Your task:
Without the pictures, copy all the entries below exactly.
☆ ☆ ☆ ☆
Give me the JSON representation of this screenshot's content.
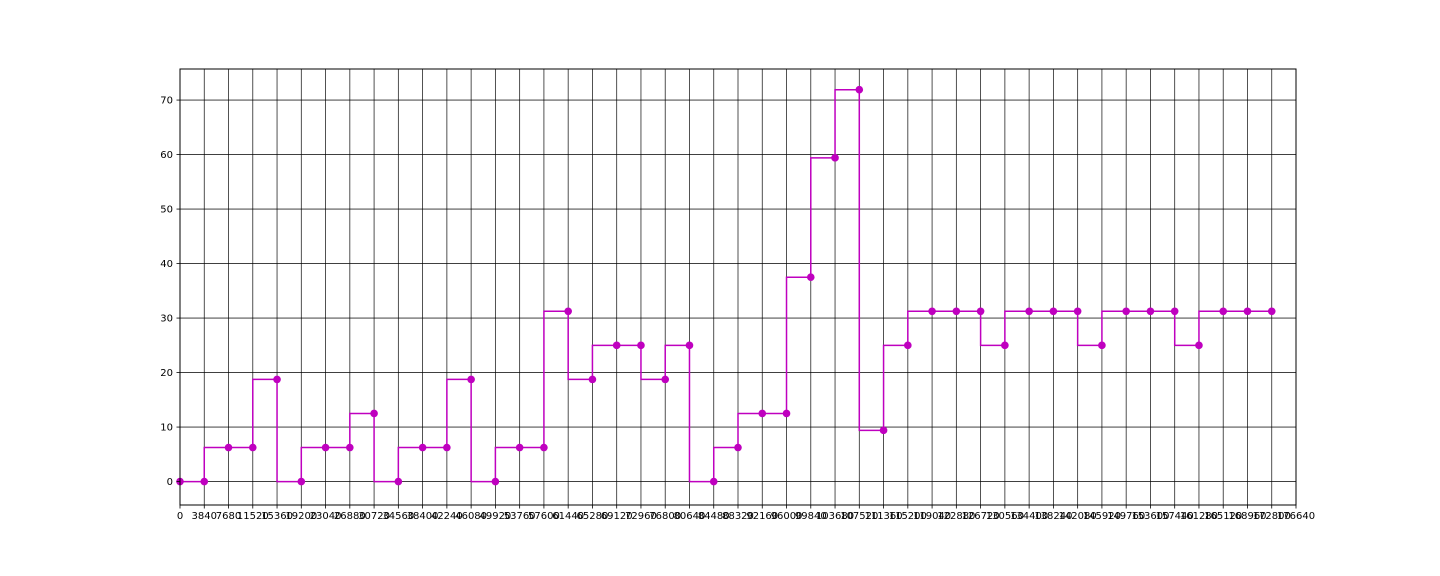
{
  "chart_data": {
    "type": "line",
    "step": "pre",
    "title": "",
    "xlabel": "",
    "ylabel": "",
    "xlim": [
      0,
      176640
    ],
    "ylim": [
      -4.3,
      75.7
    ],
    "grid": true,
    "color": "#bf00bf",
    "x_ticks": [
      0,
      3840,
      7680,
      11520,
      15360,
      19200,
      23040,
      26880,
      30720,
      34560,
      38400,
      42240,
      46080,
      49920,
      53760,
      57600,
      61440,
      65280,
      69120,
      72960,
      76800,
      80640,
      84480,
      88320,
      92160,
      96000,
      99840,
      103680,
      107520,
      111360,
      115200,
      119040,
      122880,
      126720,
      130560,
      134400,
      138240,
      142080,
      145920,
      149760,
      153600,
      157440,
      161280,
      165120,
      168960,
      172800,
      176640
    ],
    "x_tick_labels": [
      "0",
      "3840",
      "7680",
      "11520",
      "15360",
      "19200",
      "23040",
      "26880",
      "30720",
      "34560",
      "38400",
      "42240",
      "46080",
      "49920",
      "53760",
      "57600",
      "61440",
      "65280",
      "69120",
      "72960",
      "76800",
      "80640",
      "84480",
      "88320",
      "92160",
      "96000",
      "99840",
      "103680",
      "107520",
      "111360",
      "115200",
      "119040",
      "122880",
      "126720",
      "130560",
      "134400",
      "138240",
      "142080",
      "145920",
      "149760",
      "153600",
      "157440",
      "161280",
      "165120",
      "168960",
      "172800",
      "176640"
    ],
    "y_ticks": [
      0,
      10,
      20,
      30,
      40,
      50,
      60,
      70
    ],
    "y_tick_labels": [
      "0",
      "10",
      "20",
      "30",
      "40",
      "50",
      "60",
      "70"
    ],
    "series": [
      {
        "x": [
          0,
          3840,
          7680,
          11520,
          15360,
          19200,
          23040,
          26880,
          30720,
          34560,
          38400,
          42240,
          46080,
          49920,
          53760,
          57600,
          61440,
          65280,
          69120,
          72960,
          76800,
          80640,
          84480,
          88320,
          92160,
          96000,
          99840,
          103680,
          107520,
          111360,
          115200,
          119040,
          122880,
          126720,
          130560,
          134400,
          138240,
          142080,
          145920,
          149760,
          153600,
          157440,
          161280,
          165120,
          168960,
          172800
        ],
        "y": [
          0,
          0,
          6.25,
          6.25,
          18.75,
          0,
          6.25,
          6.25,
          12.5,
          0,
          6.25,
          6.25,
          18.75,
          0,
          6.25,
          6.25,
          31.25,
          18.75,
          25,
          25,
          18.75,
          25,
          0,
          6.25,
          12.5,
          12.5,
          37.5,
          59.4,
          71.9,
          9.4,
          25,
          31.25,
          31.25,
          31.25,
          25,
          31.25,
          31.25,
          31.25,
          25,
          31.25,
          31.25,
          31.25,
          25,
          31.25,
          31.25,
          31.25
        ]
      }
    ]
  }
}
☆ ☆ ☆ ☆
Answer to the exercise:
Give me the JSON representation of this screenshot's content.
{
  "chart_data": {
    "type": "line",
    "step": "pre",
    "title": "",
    "xlabel": "",
    "ylabel": "",
    "xlim": [
      0,
      176640
    ],
    "ylim": [
      -4.3,
      75.7
    ],
    "grid": true,
    "color": "#bf00bf",
    "x_ticks": [
      0,
      3840,
      7680,
      11520,
      15360,
      19200,
      23040,
      26880,
      30720,
      34560,
      38400,
      42240,
      46080,
      49920,
      53760,
      57600,
      61440,
      65280,
      69120,
      72960,
      76800,
      80640,
      84480,
      88320,
      92160,
      96000,
      99840,
      103680,
      107520,
      111360,
      115200,
      119040,
      122880,
      126720,
      130560,
      134400,
      138240,
      142080,
      145920,
      149760,
      153600,
      157440,
      161280,
      165120,
      168960,
      172800,
      176640
    ],
    "x_tick_labels": [
      "0",
      "3840",
      "7680",
      "11520",
      "15360",
      "19200",
      "23040",
      "26880",
      "30720",
      "34560",
      "38400",
      "42240",
      "46080",
      "49920",
      "53760",
      "57600",
      "61440",
      "65280",
      "69120",
      "72960",
      "76800",
      "80640",
      "84480",
      "88320",
      "92160",
      "96000",
      "99840",
      "103680",
      "107520",
      "111360",
      "115200",
      "119040",
      "122880",
      "126720",
      "130560",
      "134400",
      "138240",
      "142080",
      "145920",
      "149760",
      "153600",
      "157440",
      "161280",
      "165120",
      "168960",
      "172800",
      "176640"
    ],
    "y_ticks": [
      0,
      10,
      20,
      30,
      40,
      50,
      60,
      70
    ],
    "y_tick_labels": [
      "0",
      "10",
      "20",
      "30",
      "40",
      "50",
      "60",
      "70"
    ],
    "series": [
      {
        "x": [
          0,
          3840,
          7680,
          11520,
          15360,
          19200,
          23040,
          26880,
          30720,
          34560,
          38400,
          42240,
          46080,
          49920,
          53760,
          57600,
          61440,
          65280,
          69120,
          72960,
          76800,
          80640,
          84480,
          88320,
          92160,
          96000,
          99840,
          103680,
          107520,
          111360,
          115200,
          119040,
          122880,
          126720,
          130560,
          134400,
          138240,
          142080,
          145920,
          149760,
          153600,
          157440,
          161280,
          165120,
          168960,
          172800
        ],
        "y": [
          0,
          0,
          6.25,
          6.25,
          18.75,
          0,
          6.25,
          6.25,
          12.5,
          0,
          6.25,
          6.25,
          18.75,
          0,
          6.25,
          6.25,
          31.25,
          18.75,
          25,
          25,
          18.75,
          25,
          0,
          6.25,
          12.5,
          12.5,
          37.5,
          59.4,
          71.9,
          9.4,
          25,
          31.25,
          31.25,
          31.25,
          25,
          31.25,
          31.25,
          31.25,
          25,
          31.25,
          31.25,
          31.25,
          25,
          31.25,
          31.25,
          31.25
        ]
      }
    ]
  }
}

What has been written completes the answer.